- [EXERCISE MATERIAL]
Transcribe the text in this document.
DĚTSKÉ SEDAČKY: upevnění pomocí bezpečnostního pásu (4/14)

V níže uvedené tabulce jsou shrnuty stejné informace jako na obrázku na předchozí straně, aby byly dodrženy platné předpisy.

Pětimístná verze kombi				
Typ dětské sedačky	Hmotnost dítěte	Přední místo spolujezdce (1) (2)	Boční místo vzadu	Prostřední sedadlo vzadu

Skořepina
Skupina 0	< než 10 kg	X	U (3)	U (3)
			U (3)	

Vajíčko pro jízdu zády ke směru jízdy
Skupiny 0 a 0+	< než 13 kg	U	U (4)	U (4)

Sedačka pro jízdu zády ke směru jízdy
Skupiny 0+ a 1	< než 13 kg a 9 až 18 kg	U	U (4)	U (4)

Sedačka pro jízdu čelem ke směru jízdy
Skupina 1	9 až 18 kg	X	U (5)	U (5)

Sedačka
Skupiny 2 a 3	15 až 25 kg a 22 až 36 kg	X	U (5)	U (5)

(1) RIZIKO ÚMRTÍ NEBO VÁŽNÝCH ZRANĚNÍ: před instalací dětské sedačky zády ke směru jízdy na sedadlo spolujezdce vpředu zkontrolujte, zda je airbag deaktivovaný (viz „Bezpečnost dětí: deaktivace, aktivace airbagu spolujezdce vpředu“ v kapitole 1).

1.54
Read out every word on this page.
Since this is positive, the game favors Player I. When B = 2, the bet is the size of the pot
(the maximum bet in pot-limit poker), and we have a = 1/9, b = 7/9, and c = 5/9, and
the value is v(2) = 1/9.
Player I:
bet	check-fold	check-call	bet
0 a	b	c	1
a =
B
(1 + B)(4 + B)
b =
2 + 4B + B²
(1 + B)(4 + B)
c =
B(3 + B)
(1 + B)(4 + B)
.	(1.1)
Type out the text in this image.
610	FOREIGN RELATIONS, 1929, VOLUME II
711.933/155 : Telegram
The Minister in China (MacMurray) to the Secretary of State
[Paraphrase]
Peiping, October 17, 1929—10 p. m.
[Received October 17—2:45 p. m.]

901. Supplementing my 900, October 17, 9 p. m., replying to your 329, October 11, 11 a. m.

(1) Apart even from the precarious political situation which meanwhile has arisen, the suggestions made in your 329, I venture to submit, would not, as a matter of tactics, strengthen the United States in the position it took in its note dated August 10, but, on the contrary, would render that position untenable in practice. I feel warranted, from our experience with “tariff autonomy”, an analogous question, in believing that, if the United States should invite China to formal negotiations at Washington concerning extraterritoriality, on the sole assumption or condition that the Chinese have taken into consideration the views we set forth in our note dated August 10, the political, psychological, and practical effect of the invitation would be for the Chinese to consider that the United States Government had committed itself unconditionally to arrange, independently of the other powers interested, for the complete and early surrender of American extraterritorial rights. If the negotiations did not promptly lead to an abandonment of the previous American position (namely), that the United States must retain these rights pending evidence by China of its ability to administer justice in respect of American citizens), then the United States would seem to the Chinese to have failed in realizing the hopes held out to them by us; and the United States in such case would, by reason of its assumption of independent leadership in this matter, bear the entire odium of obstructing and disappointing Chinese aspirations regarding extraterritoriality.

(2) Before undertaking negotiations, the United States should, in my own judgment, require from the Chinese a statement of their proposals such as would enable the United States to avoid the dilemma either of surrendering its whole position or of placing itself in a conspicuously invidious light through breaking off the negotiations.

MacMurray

- [TASK STATEMENT]
Extract all of the data shown above without alteration.

- [SOLUTION TO THE PROBLEM]
Transcribe the text in this document.
DĚTSKÉ SEDAČKY: upevnění pomocí bezpečnostního pásu (4/14)

V níže uvedené tabulce jsou shrnuty stejné informace jako na obrázku na předchozí straně, aby byly dodrženy platné předpisy.

Pětimístná verze kombi				
Typ dětské sedačky	Hmotnost dítěte	Přední místo spolujezdce (1) (2)	Boční místo vzadu	Prostřední sedadlo vzadu

Skořepina
Skupina 0	< než 10 kg	X	U (3)	U (3)
			U (3)	

Vajíčko pro jízdu zády ke směru jízdy
Skupiny 0 a 0+	< než 13 kg	U	U (4)	U (4)

Sedačka pro jízdu zády ke směru jízdy
Skupiny 0+ a 1	< než 13 kg a 9 až 18 kg	U	U (4)	U (4)

Sedačka pro jízdu čelem ke směru jízdy
Skupina 1	9 až 18 kg	X	U (5)	U (5)

Sedačka
Skupiny 2 a 3	15 až 25 kg a 22 až 36 kg	X	U (5)	U (5)

(1) RIZIKO ÚMRTÍ NEBO VÁŽNÝCH ZRANĚNÍ: před instalací dětské sedačky zády ke směru jízdy na sedadlo spolujezdce vpředu zkontrolujte, zda je airbag deaktivovaný (viz „Bezpečnost dětí: deaktivace, aktivace airbagu spolujezdce vpředu“ v kapitole 1).

1.54
Read out every word on this page.
Since this is positive, the game favors Player I. When B = 2, the bet is the size of the pot
(the maximum bet in pot-limit poker), and we have a = 1/9, b = 7/9, and c = 5/9, and
the value is v(2) = 1/9.
Player I:
bet	check-fold	check-call	bet
0 a	b	c	1
a =
B
(1 + B)(4 + B)
b =
2 + 4B + B²
(1 + B)(4 + B)
c =
B(3 + B)
(1 + B)(4 + B)
.	(1.1)
Type out the text in this image.
610	FOREIGN RELATIONS, 1929, VOLUME II
711.933/155 : Telegram
The Minister in China (MacMurray) to the Secretary of State
[Paraphrase]
Peiping, October 17, 1929—10 p. m.
[Received October 17—2:45 p. m.]

901. Supplementing my 900, October 17, 9 p. m., replying to your 329, October 11, 11 a. m.

(1) Apart even from the precarious political situation which meanwhile has arisen, the suggestions made in your 329, I venture to submit, would not, as a matter of tactics, strengthen the United States in the position it took in its note dated August 10, but, on the contrary, would render that position untenable in practice. I feel warranted, from our experience with “tariff autonomy”, an analogous question, in believing that, if the United States should invite China to formal negotiations at Washington concerning extraterritoriality, on the sole assumption or condition that the Chinese have taken into consideration the views we set forth in our note dated August 10, the political, psychological, and practical effect of the invitation would be for the Chinese to consider that the United States Government had committed itself unconditionally to arrange, independently of the other powers interested, for the complete and early surrender of American extraterritorial rights. If the negotiations did not promptly lead to an abandonment of the previous American position (namely), that the United States must retain these rights pending evidence by China of its ability to administer justice in respect of American citizens), then the United States would seem to the Chinese to have failed in realizing the hopes held out to them by us; and the United States in such case would, by reason of its assumption of independent leadership in this matter, bear the entire odium of obstructing and disappointing Chinese aspirations regarding extraterritoriality.

(2) Before undertaking negotiations, the United States should, in my own judgment, require from the Chinese a statement of their proposals such as would enable the United States to avoid the dilemma either of surrendering its whole position or of placing itself in a conspicuously invidious light through breaking off the negotiations.

MacMurray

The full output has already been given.